Что же касается влияния ибсеновской техники, то всякий профессиональный драматург может видеть, насколько старомодны ее подражательные и традиционные свойства. Ранние опыты Ибсена в роли режиссера должны были быть для него, как для практического драматурга, неоценимы. Но в действительности этот опыт только затруднял и вводил его в заблуждения. Когда вы в первый раз смотрите Нору, вы до такой степени захвачены темой пьесы, что совершенно не замечаете той плохой искусственности в построении, которая при вторичных посещениях бросается вам в глаза. В «Столпах общества» топорная работа неоднократно накладывает печать тривиальности на самое произведение. Вернемся к «Госпоже Ингер», которая недавно была исполнена Stage Society, и нам придется подумать, что Ибсен умышленно подражал безвкусицам Ричардсоновского кабаре, так как главное действие большею частью переходит в невозможные второстепенные действия. Но что еще хуже, это то, что, по-видимому, Ибсен без всякой борьбы подчинился старому воззрению, согласно которому драма не является настоящей драмой, если в ней нет убийства, самоубийства или вообще чего-нибудь из газетной судебной хроники. Все великие люди, родившиеся в начале девятнадцатого столетия, были таковы; приезжая в Париж они всегда посещали морг и строго придерживались рецепта Рёскина для народного романа: убийство маленького ребенка.
Маленький Нель и Пауль Домой, ребенок из «Бранда» и «Маленький Эйольф», все это действует так же ощутительно, как удар в поясницу; но как поэтические вымыслы, они далеко не заслуживают удивления; потому что они являются следствием болезненного страха перед смертью и болезненного наслаждения ужасами. В «Маленьком Эойльфе» этот искусственный прием, может быть, оправдывается целью; но этот искусственный прием отвлекает внимание от конечной цели. Сцена в «Бранде» ужасно болезненна; конечно, верный путь для освобождения от тех мучений, которые будили воспоминания о ребенке, заключался в том, чтобы освободиться от них и согреть ими члены живого малютки. Но Ибсен все-таки, в конце концов, превращает это счастливое освобождение в муку и страдание. Я допускаю, что Ибсен прекрасным и удивительным образом изображает здесь пытку; но я надеюсь, что его пример не извинит того возвращения к литературе девятнадцатого столетия, которая сводится к длинным народным балладам о разбоях и о лицах, над которыми теперь мы можем только смеяться.

###

• _Задания по тексту_
1 - Кем, согласно тексту об Ибсене, недавно была исполнена «Госпожа Ингер»?
2 - Перескажите в виде краткого списка абзац текста об Ибсене, начинающийся словами «Что же касается влияния ибсеновской техники», сохранив его основные факты.
3 - Соответствуют ли тексту об Ибсене следующие утверждения? Для каждого ответьте «да» или «нет» и приведите дословно решающие слова текста.
(a) Режиссерский опыт помог Ибсену как драматургу.
(b) Искусственность построения «Норы» становится заметна при повторных просмотрах.
(c) Автор признает, что в «Бранде» Ибсен прекрасно изображает пытку.

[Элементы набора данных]

###

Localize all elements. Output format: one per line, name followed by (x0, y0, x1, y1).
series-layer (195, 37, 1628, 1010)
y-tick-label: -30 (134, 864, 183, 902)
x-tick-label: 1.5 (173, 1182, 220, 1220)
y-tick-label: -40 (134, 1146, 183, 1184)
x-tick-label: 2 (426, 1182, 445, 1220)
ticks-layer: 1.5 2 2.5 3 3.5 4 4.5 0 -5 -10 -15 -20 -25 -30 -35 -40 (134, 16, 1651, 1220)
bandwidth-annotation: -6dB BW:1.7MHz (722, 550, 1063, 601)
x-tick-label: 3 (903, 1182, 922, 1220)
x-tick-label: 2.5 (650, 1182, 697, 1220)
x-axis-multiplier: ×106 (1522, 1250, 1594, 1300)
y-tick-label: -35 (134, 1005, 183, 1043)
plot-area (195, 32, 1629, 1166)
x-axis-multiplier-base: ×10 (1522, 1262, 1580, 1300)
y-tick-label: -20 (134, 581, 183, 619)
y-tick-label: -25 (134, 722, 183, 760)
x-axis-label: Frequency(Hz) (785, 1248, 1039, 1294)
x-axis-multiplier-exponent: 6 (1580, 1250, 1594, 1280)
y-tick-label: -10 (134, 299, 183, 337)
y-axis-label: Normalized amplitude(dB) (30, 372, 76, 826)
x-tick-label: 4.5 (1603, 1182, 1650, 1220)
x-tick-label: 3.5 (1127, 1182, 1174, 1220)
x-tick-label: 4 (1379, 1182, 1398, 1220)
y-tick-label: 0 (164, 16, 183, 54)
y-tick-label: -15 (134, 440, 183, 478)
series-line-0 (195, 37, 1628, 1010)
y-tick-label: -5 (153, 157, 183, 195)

###

• _Ответы к заданиям_
1 - Stage Society.

2 -
- Подражательные и традиционные свойства ибсеновской техники старомодны.
- Ранний режиссерский опыт не помог Ибсену, а только затруднял его и вводил в заблуждения.
- Плохая искусственность построения «Норы» заметна при повторных просмотрах.
- В «Столпах общества» топорная работа придает произведению тривиальность.
- В «Госпоже Ингер» главное действие переходит в невозможные второстепенные действия, словно в подражание Ричардсоновскому кабаре.
- Хуже всего то, что Ибсен без борьбы принял старое воззрение: драма невозможна без убийства, самоубийства или сюжета из судебной хроники.
- Таковы были все великие люди, родившиеся в начале XIX века: в Париже они посещали морг и следовали рецепту Рёскина для народного романа — убийству маленького ребенка.

3 -
(a) Нет: «Но в действительности этот опыт только затруднял и вводил его в заблуждения».
(b) Да: «которая при вторичных посещениях бросается вам в глаза».
(c) Да: «Я допускаю, что Ибсен прекрасным и удивительным образом изображает здесь пытку».